Nach 18 Jahren im Amt

"Es war mir eine Ehre": Werner Bäuerlein gibt den Abenberger Rathausschlüssel weiter

1.5.2020, 06:29 Uhr
Vom Rosengarten der Burg aus kann Werner Bäuerlein „sein“ Abenberg gut überblicken. 18 Jahre lang stand der 64-Jährige an der Spitze der Burgstadt und seiner gut 5800 Einwohner.

© Foto: Robert Gerner Vom Rosengarten der Burg aus kann Werner Bäuerlein „sein“ Abenberg gut überblicken. 18 Jahre lang stand der 64-Jährige an der Spitze der Burgstadt und seiner gut 5800 Einwohner.

Herr Bäuerlein, drei Wahlperioden lang standen Sie an der Spitze der Stadt. Sind Sie mit der Entwicklung zufrieden?

In bin sehr zufrieden. Ich bin mit mir im Reinen. Ich gehe in Frieden. Abenberg steht gut da.

Woran machen Sie das fest?

Das könnte man an Zahlen festmachen. Unser Haushaltsvolumen hat sich in den 18 Jahren fast verdoppelt, unsere Einnahmen aus der Einkommensteuer haben sich fast verdreifacht, unsere Einnahmen aus der Gewerbesteuer mehr als vervierfacht. Wir haben 50 Prozent mehr Kinderbetreuungsplätze und dergleichen mehr. Wir haben unglaublich viel investiert und trotzdem unsere Schulden in den 18 Jahren halbiert.

Aber Zahlen sind natürlich nicht alles.

Da haben Sie recht. Zahlen sind wichtig. Aber sie wären nichts, wenn es abseits davon nur Streit, Missgunst und Neid geben würde. Ich bin 2002 in einer schwierigen Zeit zum Bürgermeister gewählt worden. Nicht nur ich war neu, auch 16 der 20 Stadträte. In den Jahren zuvor hatte es viel Zoff zwischen meinem Vorgänger Karlheinz Walter und der SPD auf der einen und der CSU auf der anderen Seite gegeben. Mein erstes Ziel war es, Ruhe und Frieden in den Stadtrat zu bringen. Auch wenn natürlich auch bei uns kontrovers diskutiert wird. Unter dem Strich sage ich, dass mir das gelungen ist.

* [Bereitgestellte Datensätze]:
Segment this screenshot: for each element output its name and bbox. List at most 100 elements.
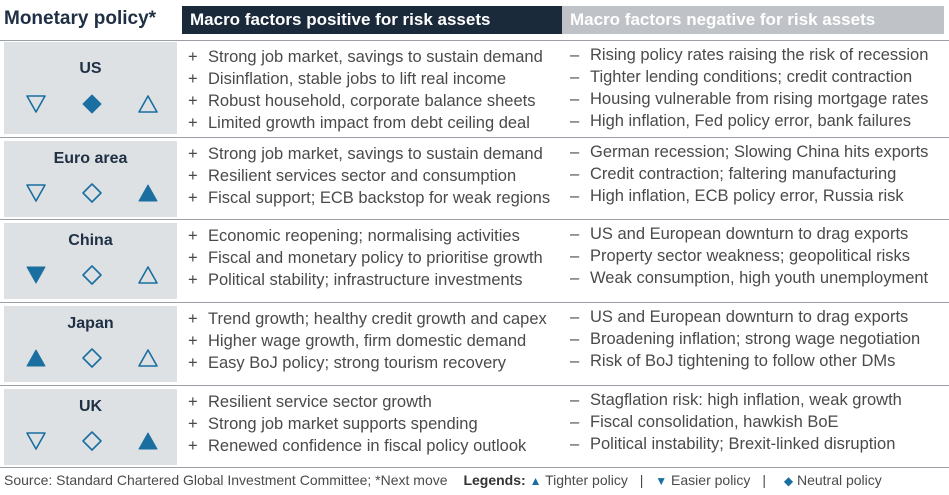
list-item: – Stagflation risk: high inflation, weak … xyxy=(570,389,902,411)
positive-factors-list: + Strong job market, savings to sustain d… xyxy=(188,143,550,209)
minus-marker: – xyxy=(570,391,580,409)
diamond-icon xyxy=(80,263,104,287)
list-item: – Housing vulnerable from rising mortgage… xyxy=(570,88,928,110)
divider xyxy=(0,385,949,386)
list-item: – Broadening inflation; strong wage negot… xyxy=(570,328,920,350)
minus-marker: – xyxy=(570,352,580,370)
list-item: – Weak consumption, high youth unemployme… xyxy=(570,267,928,289)
negative-factor-text: High inflation, Fed policy error, bank f… xyxy=(590,112,911,130)
list-item: + Strong job market, savings to sustain d… xyxy=(188,46,543,68)
list-item: – Fiscal consolidation, hawkish BoE xyxy=(570,411,902,433)
region-cell: Euro area xyxy=(4,141,177,217)
positive-factor-text: Robust household, corporate balance shee… xyxy=(208,92,536,110)
positive-factor-text: Strong job market supports spending xyxy=(208,415,478,433)
divider xyxy=(0,137,949,138)
list-item: + Economic reopening; normalising activit… xyxy=(188,225,543,247)
positive-factor-text: Resilient service sector growth xyxy=(208,393,432,411)
list-item: + Resilient services sector and consumpti… xyxy=(188,165,550,187)
negative-factor-text: Political instability; Brexit-linked dis… xyxy=(590,435,896,453)
source-note: Source: Standard Chartered Global Invest… xyxy=(4,472,448,488)
negative-factor-text: Broadening inflation; strong wage negoti… xyxy=(590,330,921,348)
plus-marker: + xyxy=(188,393,198,411)
positive-factors-list: + Resilient service sector growth + Strong … xyxy=(188,391,526,457)
minus-marker: – xyxy=(570,187,580,205)
region-cell: US xyxy=(4,42,177,134)
plus-marker: + xyxy=(188,354,198,372)
list-item: – Rising policy rates raising the risk of… xyxy=(570,44,928,66)
diamond-icon xyxy=(80,181,104,205)
legend-tighter: Tighter policy xyxy=(545,472,628,488)
plus-marker: + xyxy=(188,48,198,66)
list-item: + Resilient service sector growth xyxy=(188,391,526,413)
minus-marker: – xyxy=(570,435,580,453)
diamond-icon: ◆ xyxy=(783,474,794,488)
list-item: + Trend growth; healthy credit growth and… xyxy=(188,308,547,330)
list-item: + Renewed confidence in fiscal policy out… xyxy=(188,435,526,457)
legends-label: Legends: xyxy=(463,472,526,488)
region-name: Japan xyxy=(67,315,114,332)
list-item: – Property sector weakness; geopolitical … xyxy=(570,245,928,267)
negative-factor-text: Rising policy rates raising the risk of … xyxy=(590,46,929,64)
up-triangle-icon: ▲ xyxy=(529,474,542,488)
region-name: US xyxy=(79,60,102,77)
positive-factor-text: Strong job market, savings to sustain de… xyxy=(208,48,543,66)
minus-marker: – xyxy=(570,413,580,431)
diamond-icon xyxy=(80,92,104,116)
negative-factor-text: Stagflation risk: high inflation, weak g… xyxy=(590,391,902,409)
list-item: – US and European downturn to drag export… xyxy=(570,223,928,245)
plus-marker: + xyxy=(188,189,198,207)
minus-marker: – xyxy=(570,46,580,64)
plus-marker: + xyxy=(188,332,198,350)
down-triangle-icon xyxy=(24,429,48,453)
footer: Source: Standard Chartered Global Invest… xyxy=(4,472,882,488)
plus-marker: + xyxy=(188,114,198,132)
plus-marker: + xyxy=(188,145,198,163)
list-item: + Easy BoJ policy; strong tourism recover… xyxy=(188,352,547,374)
positive-factor-text: Economic reopening; normalising activiti… xyxy=(208,227,520,245)
down-triangle-icon xyxy=(24,181,48,205)
negative-factor-text: Tighter lending conditions; credit contr… xyxy=(590,68,913,86)
minus-marker: – xyxy=(570,269,580,287)
minus-marker: – xyxy=(570,330,580,348)
positive-factors-header: Macro factors positive for risk assets xyxy=(182,6,562,34)
negative-factor-text: Housing vulnerable from rising mortgage … xyxy=(590,90,929,108)
legend-separator: | xyxy=(762,472,766,488)
positive-factor-text: Fiscal and monetary policy to prioritise… xyxy=(208,249,543,267)
positive-factor-text: Fiscal support; ECB backstop for weak re… xyxy=(208,189,551,207)
list-item: – German recession; Slowing China hits ex… xyxy=(570,141,928,163)
up-triangle-icon xyxy=(136,181,160,205)
negative-factors-list: – Rising policy rates raising the risk of… xyxy=(570,44,928,132)
negative-factors-header: Macro factors negative for risk assets xyxy=(562,6,944,34)
list-item: – Political instability; Brexit-linked di… xyxy=(570,433,902,455)
positive-factor-text: Political stability; infrastructure inve… xyxy=(208,271,523,289)
negative-factors-list: – US and European downturn to drag export… xyxy=(570,306,920,372)
plus-marker: + xyxy=(188,271,198,289)
positive-factor-text: Resilient services sector and consumptio… xyxy=(208,167,517,185)
list-item: – Tighter lending conditions; credit cont… xyxy=(570,66,928,88)
diamond-icon xyxy=(80,346,104,370)
region-cell: Japan xyxy=(4,306,177,382)
list-item: + Political stability; infrastructure inv… xyxy=(188,269,543,291)
region-name: Euro area xyxy=(53,150,128,167)
list-item: – US and European downturn to drag export… xyxy=(570,306,920,328)
up-triangle-icon xyxy=(24,346,48,370)
negative-factor-text: High inflation, ECB policy error, Russia… xyxy=(590,187,904,205)
plus-marker: + xyxy=(188,415,198,433)
up-triangle-icon xyxy=(136,92,160,116)
positive-factor-text: Easy BoJ policy; strong tourism recovery xyxy=(208,354,507,372)
plus-marker: + xyxy=(188,227,198,245)
down-triangle-icon xyxy=(24,92,48,116)
minus-marker: – xyxy=(570,143,580,161)
negative-factors-list: – US and European downturn to drag export… xyxy=(570,223,928,289)
plus-marker: + xyxy=(188,92,198,110)
list-item: + Limited growth impact from debt ceiling… xyxy=(188,112,543,134)
down-triangle-icon: ▼ xyxy=(655,474,668,488)
negative-factor-text: US and European downturn to drag exports xyxy=(590,308,909,326)
list-item: + Strong job market supports spending xyxy=(188,413,526,435)
minus-marker: – xyxy=(570,225,580,243)
legend-easier: Easier policy xyxy=(671,472,751,488)
region-cell: China xyxy=(4,223,177,299)
list-item: + Higher wage growth, firm domestic deman… xyxy=(188,330,547,352)
negative-factor-text: Property sector weakness; geopolitical r… xyxy=(590,247,911,265)
list-item: – High inflation, ECB policy error, Russi… xyxy=(570,185,928,207)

* [Zu bearbeitende Aufgaben]:
- 1) Gib den Abschnitt des Interviews erneut wieder, beginnend mit „In bin sehr“ und endend nach „18 Jahren halbiert.“; tausche darin „Haushaltsvolumen“ gegen „Etat“.
- 2) Schreibe das Interview mit Werner Bäuerlein im nächsten Abschnitt weiter.
Die Datensätze sind hierfür ohne Belang.

* [Ergebnisse je Aufgabe]:
- 1)
In bin sehr zufrieden. Ich bin mit mir im Reinen. Ich gehe in Frieden. Abenberg steht gut da.

Woran machen Sie das fest?

Das könnte man an Zahlen festmachen. Unser Etat hat sich in den 18 Jahren fast verdoppelt, unsere Einnahmen aus der Einkommensteuer haben sich fast verdreifacht, unsere Einnahmen aus der Gewerbesteuer mehr als vervierfacht. Wir haben 50 Prozent mehr Kinderbetreuungsplätze und dergleichen mehr. Wir haben unglaublich viel investiert und trotzdem unsere Schulden in den 18 Jahren halbiert.

- 2)
Wie haben Sie es geschafft?

Weil ich den parteiübergreifenden Ansatz über alles stelle. Ich bin zwar von der SPD nominiert worden, habe aber kein Parteibuch. In der Anfangszeit 2002, ganz im Ernst, da waren meine wichtigsten Ratgeber mein Gegenkandidat Hans Zeiner aus Obersteinbach, der andere Hans Zeiner aus Kleinabenberg und Hans Schwab aus Dürrenmungenau. Alles gestandene CSU-ler. Auf sie habe ich mich immer verlassen können. Nicht umsonst war Hans Zeiner aus Obersteinbach 18 Jahre lang mein loyaler Stellvertreter.

Die Startbedingungen waren für Sie nicht berauschend.

Abenberg hatte viel Geld in den Kanalbau gesteckt. Das waren Millionen. Man hat die Bürger damals geschont, auf Kosten der Großgemeinde. Die Schulden wuchsen unaufhörlich. Ich war seinerzeit selbst Kämmerer. Ganz ehrlich: Der Kahn war am Kippen.

Wie haben Sie das Steuer herumgerissen?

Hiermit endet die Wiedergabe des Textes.